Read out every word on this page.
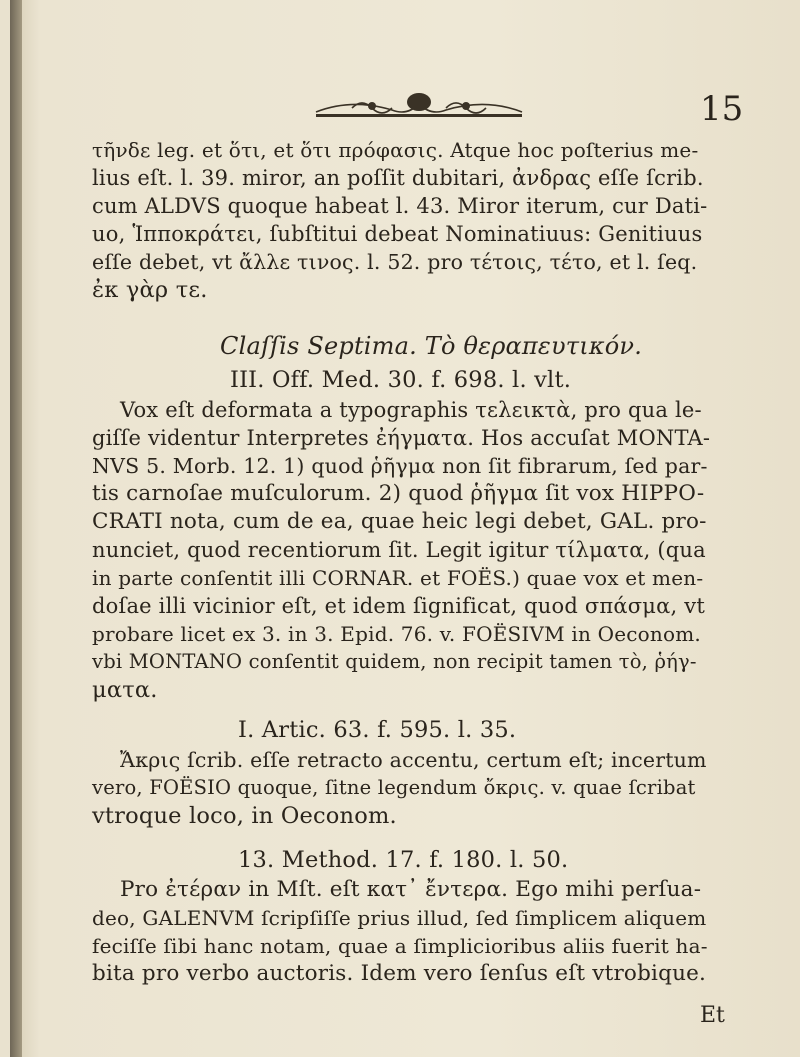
15
τῆνδε leg. et ὅτι, et ὅτι πρόφασις. Atque hoc poſterius me-
lius eſt. l. 39. miror, an poſſit dubitari, ἀνδρας eſſe ſcrib.
cum ALDVS quoque habeat l. 43. Miror iterum, cur Dati-
uo, Ἱπποκράτει, ſubſtitui debeat Nominatiuus: Genitiuus
eſſe debet, vt ἄλλε τινος. l. 52. pro τέτοις, τέτο, et l. ſeq.
ἐκ γὰρ τε.
Claſſis Septima. Τὸ θεραπευτικόν.
III. Off. Med. 30. f. 698. l. vlt.
Vox eſt deformata a typographis τελεικτὰ, pro qua le-
giſſe videntur Interpretes ἐήγματα. Hos accuſat MONTA-
NVS 5. Morb. 12. 1) quod ῥῆγμα non ſit fibrarum, ſed par-
tis carnoſae muſculorum. 2) quod ῥῆγμα ſit vox HIPPO-
CRATI nota, cum de ea, quae heic legi debet, GAL. pro-
nunciet, quod recentiorum ſit. Legit igitur τίλματα, (qua
in parte conſentit illi CORNAR. et FOËS.) quae vox et men-
doſae illi vicinior eſt, et idem ſignificat, quod σπάσμα, vt
probare licet ex 3. in 3. Epid. 76. v. FOËSIVM in Oeconom.
vbi MONTANO conſentit quidem, non recipit tamen τὸ, ῥήγ-
ματα.
I. Artic. 63. f. 595. l. 35.
Ἄκρις ſcrib. eſſe retracto accentu, certum eſt; incertum
vero, FOËSIO quoque, ſitne legendum ὄκρις. v. quae ſcribat
vtroque loco, in Oeconom.
13. Method. 17. f. 180. l. 50.
Pro ἐτέραν in Mſt. eſt κατ᾽ ἔντερα. Ego mihi perſua-
deo, GALENVM ſcripſiſſe prius illud, ſed ſimplicem aliquem
feciſſe ſibi hanc notam, quae a ſimplicioribus aliis fuerit ha-
bita pro verbo auctoris. Idem vero ſenſus eſt vtrobique.
Et
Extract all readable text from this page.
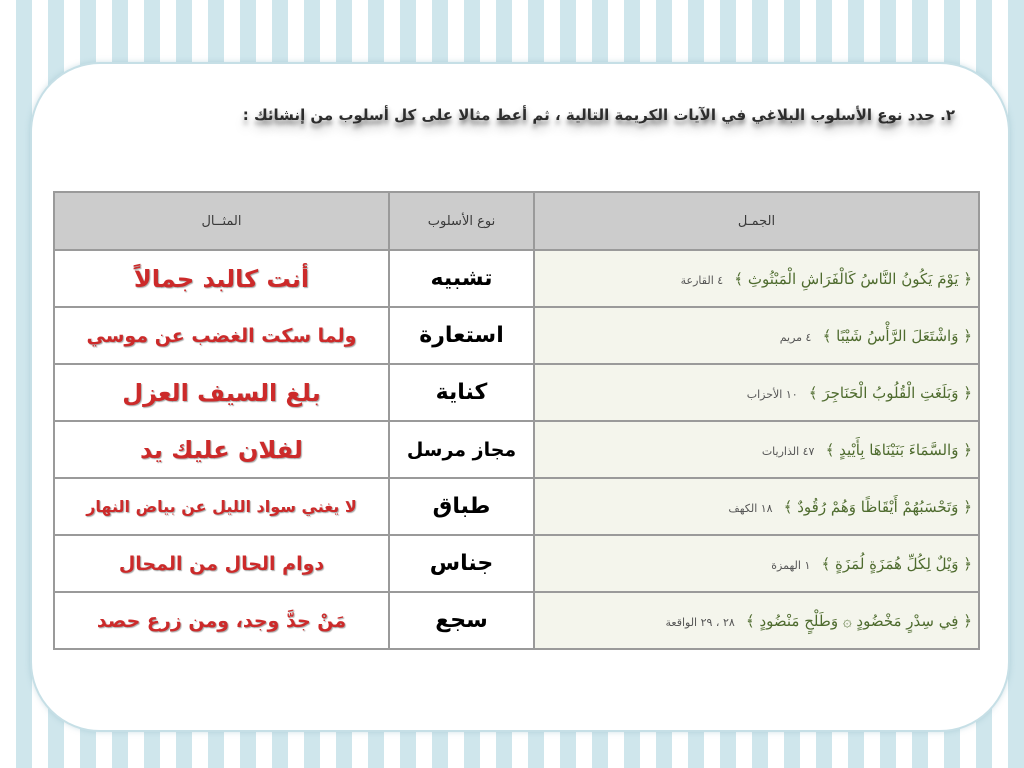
٢. حدد نوع الأسلوب البلاغي في الآيات الكريمة التالية ، ثم أعط مثالا على كل أسلوب من إنشائك :
الجمـل	نوع الأسلوب	المثــال
﴿ يَوْمَ يَكُونُ النَّاسُ كَالْفَرَاشِ الْمَبْثُوثِ ﴾ ٤ القارعة	تشبيه	أنت كالبد جمالاً
﴿ وَاشْتَعَلَ الرَّأْسُ شَيْبًا ﴾ ٤ مريم	استعارة	ولما سكت الغضب عن موسي
﴿ وَبَلَغَتِ الْقُلُوبُ الْحَنَاجِرَ ﴾ ١٠ الأحزاب	كناية	بلغ السيف العزل
﴿ وَالسَّمَاءَ بَنَيْنَاهَا بِأَيْيدٍ ﴾ ٤٧ الذاريات	مجاز مرسل	لفلان عليك يد
﴿ وَتَحْسَبُهُمْ أَيْقَاظًا وَهُمْ رُقُودٌ ﴾ ١٨ الكهف	طباق	لا يغني سواد الليل عن بياض النهار
﴿ وَيْلٌ لِكُلِّ هُمَزَةٍ لُمَزَةٍ ﴾ ١ الهمزة	جناس	دوام الحال من المحال
﴿ فِي سِدْرٍ مَخْضُودٍ ۞ وَطَلْحٍ مَنْضُودٍ ﴾ ٢٨ ، ٢٩ الواقعة	سجع	مَنْ جدَّ وجد، ومن زرع حصد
• • • •
> [INSTRUCTIONS TO FOLLOW]
Determine how many lines include the string "ῥῆγμα". Give no answer but the number.

> [SOLVED EXERCISE]
2